Find each line holding "text" and copy it out.

------------------------------

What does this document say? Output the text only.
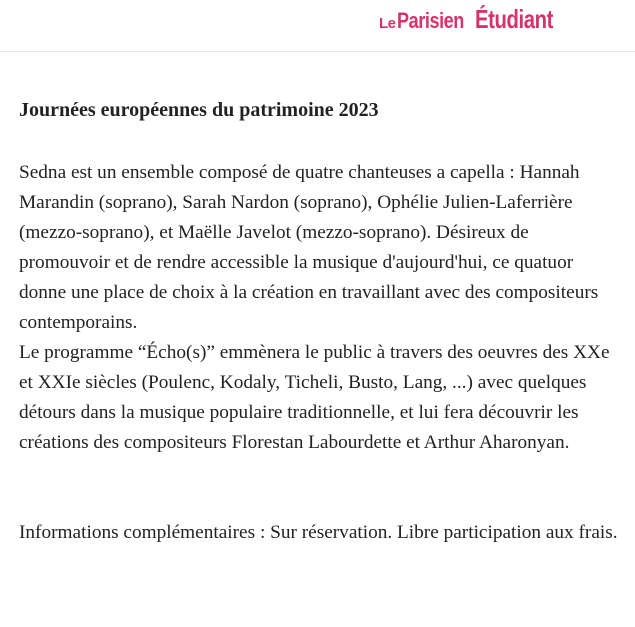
Le Parisien Étudiant
Journées européennes du patrimoine 2023

Sedna est un ensemble composé de quatre chanteuses a capella : Hannah Marandin (soprano), Sarah Nardon (soprano), Ophélie Julien-Laferrière (mezzo-soprano), et Maëlle Javelot (mezzo-soprano). Désireux de promouvoir et de rendre accessible la musique d'aujourd'hui, ce quatuor donne une place de choix à la création en travaillant avec des compositeurs contemporains.

Le programme “Écho(s)” emmènera le public à travers des oeuvres des XXe et XXIe siècles (Poulenc, Kodaly, Ticheli, Busto, Lang, ...) avec quelques détours dans la musique populaire traditionnelle, et lui fera découvrir les créations des compositeurs Florestan Labourdette et Arthur Aharonyan.

Informations complémentaires : Sur réservation. Libre participation aux frais.
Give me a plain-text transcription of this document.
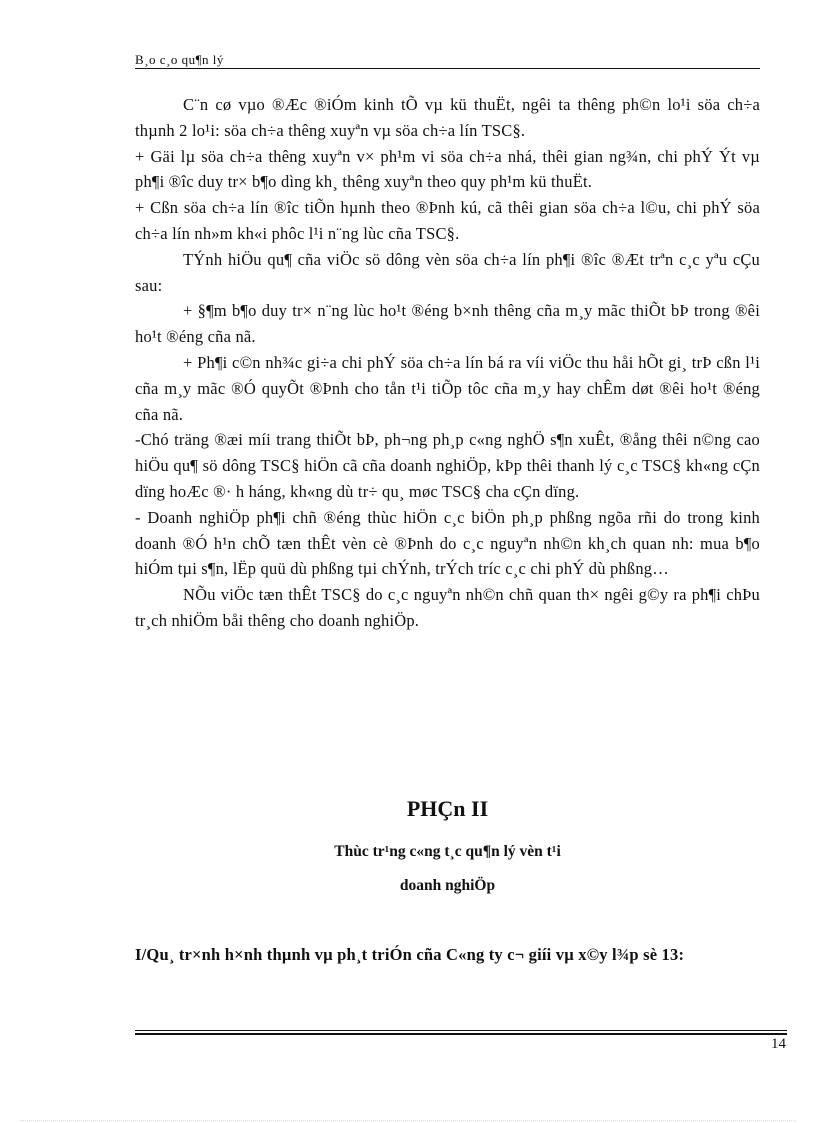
B¸o c¸o qu¶n lý

C¨n cø vµo ®Æc ®iÓm kinh tÕ vµ kü thuËt, ngêi ta thêng ph©n lo¹i söa ch÷a thµnh 2 lo¹i: söa ch÷a thêng xuyªn vµ söa ch÷a lín TSC§.

+ Gäi lµ söa ch÷a thêng xuyªn v× ph¹m vi söa ch÷a nhá, thêi gian ng¾n, chi phÝ Ýt vµ ph¶i ®îc duy tr× b¶o dìng kh¸ thêng xuyªn theo quy ph¹m kü thuËt.

+ Cßn söa ch÷a lín ®îc tiÕn hµnh theo ®Þnh kú, cã thêi gian söa ch÷a l©u, chi phÝ söa ch÷a lín nh»m kh«i phôc l¹i n¨ng lùc cña TSC§.

TÝnh hiÖu qu¶ cña viÖc sö dông vèn söa ch÷a lín ph¶i ®îc ®Æt trªn c¸c yªu cÇu sau:

+ §¶m b¶o duy tr× n¨ng lùc ho¹t ®éng b×nh thêng cña m¸y mãc thiÕt bÞ trong ®êi ho¹t ®éng cña nã.

+ Ph¶i c©n nh¾c gi÷a chi phÝ söa ch÷a lín bá ra víi viÖc thu håi hÕt gi¸ trÞ cßn l¹i cña m¸y mãc ®Ó quyÕt ®Þnh cho tån t¹i tiÕp tôc cña m¸y hay chÊm døt ®êi ho¹t ®éng cña nã.

-Chó träng ®æi míi trang thiÕt bÞ, ph¬ng ph¸p c«ng nghÖ s¶n xuÊt, ®ång thêi n©ng cao hiÖu qu¶ sö dông TSC§ hiÖn cã cña doanh nghiÖp, kÞp thêi thanh lý c¸c TSC§ kh«ng cÇn dïng hoÆc ®· h háng, kh«ng dù tr÷ qu¸ møc TSC§ cha cÇn dïng.

- Doanh nghiÖp ph¶i chñ ®éng thùc hiÖn c¸c biÖn ph¸p phßng ngõa rñi do trong kinh doanh ®Ó h¹n chÕ tæn thÊt vèn cè ®Þnh do c¸c nguyªn nh©n kh¸ch quan nh: mua b¶o hiÓm tµi s¶n, lËp quü dù phßng tµi chÝnh, trÝch tríc c¸c chi phÝ dù phßng…

NÕu viÖc tæn thÊt TSC§ do c¸c nguyªn nh©n chñ quan th× ngêi g©y ra ph¶i chÞu tr¸ch nhiÖm båi thêng cho doanh nghiÖp.

PHÇn II
Thùc tr¹ng c«ng t¸c qu¶n lý vèn t¹i
doanh nghiÖp
I/Qu¸ tr×nh h×nh thµnh vµ ph¸t triÓn cña C«ng ty c¬ giíi vµ x©y l¾p sè 13:
14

------------------------------

OUTPUT OF THE EXERCISE →
What does this document say? Output the text only.
Give me a plain-text transcription of this document.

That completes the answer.